■ **What this task involves**: Gather every line that includes the word "text", please.

Collection entries:
◆ ◆ ◆

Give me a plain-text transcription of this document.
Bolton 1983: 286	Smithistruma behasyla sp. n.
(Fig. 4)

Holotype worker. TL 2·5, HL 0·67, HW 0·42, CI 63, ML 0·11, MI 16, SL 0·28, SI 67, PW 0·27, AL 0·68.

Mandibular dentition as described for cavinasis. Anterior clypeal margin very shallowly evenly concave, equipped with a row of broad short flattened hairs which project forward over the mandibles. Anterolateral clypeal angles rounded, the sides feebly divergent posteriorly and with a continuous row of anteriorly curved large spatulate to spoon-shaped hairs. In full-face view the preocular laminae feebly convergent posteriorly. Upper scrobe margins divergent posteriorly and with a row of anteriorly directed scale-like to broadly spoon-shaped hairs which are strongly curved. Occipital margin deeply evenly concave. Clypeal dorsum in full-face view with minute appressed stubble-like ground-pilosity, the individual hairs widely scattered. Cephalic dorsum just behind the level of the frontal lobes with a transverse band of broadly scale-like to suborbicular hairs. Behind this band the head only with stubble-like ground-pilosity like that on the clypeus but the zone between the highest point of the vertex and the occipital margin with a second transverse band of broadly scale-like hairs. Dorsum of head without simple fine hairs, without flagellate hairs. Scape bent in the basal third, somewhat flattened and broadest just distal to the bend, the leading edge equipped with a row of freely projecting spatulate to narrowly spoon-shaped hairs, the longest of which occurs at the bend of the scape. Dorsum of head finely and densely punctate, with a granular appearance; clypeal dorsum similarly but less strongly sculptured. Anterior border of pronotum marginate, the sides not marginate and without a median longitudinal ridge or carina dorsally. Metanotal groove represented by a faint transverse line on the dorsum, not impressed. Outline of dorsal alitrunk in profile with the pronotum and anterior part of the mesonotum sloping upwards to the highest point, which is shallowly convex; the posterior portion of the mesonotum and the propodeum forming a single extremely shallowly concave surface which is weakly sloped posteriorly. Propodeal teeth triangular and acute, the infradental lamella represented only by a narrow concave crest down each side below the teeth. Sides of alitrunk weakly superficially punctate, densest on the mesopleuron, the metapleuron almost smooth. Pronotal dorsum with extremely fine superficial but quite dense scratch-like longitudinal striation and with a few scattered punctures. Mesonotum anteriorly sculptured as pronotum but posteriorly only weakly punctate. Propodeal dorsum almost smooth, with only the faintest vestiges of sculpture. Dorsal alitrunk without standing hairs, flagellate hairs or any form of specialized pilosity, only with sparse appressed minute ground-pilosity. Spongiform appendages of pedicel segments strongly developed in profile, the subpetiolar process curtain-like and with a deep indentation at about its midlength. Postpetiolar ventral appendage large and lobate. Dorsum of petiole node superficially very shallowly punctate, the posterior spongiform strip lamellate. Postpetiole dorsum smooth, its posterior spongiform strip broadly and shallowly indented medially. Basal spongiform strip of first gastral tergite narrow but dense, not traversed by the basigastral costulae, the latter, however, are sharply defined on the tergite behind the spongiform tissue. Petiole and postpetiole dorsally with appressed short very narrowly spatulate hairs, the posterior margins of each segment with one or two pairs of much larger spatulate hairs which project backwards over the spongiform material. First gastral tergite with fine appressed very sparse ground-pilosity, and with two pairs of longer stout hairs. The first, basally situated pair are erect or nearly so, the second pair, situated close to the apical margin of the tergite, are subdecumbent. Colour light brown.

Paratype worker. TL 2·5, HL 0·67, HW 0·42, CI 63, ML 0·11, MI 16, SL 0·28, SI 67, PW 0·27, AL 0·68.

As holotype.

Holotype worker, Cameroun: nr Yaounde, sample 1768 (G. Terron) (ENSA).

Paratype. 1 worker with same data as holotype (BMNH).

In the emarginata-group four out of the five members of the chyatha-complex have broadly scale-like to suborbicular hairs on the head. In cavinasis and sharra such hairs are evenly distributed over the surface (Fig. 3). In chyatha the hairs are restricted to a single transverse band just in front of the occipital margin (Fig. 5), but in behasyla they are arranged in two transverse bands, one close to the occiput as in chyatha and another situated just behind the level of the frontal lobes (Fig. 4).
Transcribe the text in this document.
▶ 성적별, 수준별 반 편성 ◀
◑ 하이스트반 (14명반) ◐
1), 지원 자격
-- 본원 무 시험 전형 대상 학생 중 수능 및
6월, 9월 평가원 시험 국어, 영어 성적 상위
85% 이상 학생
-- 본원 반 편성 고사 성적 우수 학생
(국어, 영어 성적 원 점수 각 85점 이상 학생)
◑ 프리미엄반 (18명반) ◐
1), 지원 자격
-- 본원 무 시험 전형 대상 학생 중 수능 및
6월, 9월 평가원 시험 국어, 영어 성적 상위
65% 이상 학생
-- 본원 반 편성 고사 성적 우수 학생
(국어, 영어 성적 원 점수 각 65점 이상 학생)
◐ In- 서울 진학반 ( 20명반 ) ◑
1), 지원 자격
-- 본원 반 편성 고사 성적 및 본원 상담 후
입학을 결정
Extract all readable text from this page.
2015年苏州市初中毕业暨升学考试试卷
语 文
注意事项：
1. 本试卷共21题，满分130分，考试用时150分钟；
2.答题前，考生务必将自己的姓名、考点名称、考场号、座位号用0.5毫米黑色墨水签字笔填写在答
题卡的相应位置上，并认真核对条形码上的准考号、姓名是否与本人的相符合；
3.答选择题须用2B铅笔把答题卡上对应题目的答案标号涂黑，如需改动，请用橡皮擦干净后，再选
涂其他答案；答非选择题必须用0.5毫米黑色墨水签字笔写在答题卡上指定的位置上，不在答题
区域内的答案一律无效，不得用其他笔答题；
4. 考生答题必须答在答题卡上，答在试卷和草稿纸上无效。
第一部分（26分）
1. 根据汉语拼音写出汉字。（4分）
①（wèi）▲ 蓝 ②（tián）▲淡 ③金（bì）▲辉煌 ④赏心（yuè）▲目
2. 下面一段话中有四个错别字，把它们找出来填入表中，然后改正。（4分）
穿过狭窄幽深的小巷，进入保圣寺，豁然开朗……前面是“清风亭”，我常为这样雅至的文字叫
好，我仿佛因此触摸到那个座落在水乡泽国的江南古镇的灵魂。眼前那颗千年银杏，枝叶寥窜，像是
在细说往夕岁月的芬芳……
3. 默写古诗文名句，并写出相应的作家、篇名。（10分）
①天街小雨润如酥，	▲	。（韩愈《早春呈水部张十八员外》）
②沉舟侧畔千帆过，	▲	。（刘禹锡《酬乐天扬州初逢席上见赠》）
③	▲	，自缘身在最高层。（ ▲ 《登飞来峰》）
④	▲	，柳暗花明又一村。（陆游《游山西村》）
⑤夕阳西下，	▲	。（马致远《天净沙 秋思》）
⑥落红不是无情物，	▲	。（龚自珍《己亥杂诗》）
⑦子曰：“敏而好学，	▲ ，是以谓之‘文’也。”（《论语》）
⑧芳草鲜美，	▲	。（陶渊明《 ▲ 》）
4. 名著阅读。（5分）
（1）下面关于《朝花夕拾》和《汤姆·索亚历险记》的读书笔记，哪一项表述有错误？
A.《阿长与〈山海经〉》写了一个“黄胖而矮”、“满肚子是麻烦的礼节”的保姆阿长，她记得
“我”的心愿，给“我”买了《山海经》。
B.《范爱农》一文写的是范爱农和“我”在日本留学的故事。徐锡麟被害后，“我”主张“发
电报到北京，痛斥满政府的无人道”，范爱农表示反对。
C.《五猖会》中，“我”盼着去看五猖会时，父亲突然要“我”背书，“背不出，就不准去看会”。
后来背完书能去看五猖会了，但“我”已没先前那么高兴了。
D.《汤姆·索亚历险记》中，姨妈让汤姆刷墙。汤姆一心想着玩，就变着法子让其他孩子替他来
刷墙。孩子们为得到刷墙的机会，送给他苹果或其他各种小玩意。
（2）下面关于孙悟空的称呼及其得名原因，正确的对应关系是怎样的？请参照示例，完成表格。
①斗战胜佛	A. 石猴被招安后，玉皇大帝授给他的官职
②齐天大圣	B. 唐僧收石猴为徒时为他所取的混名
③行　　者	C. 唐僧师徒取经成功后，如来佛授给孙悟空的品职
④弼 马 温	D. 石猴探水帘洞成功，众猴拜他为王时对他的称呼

◆ ◆ ◆

■ **Task solution**:
Give me a plain-text transcription of this document.
Transcribe the text in this document.
Extract all readable text from this page.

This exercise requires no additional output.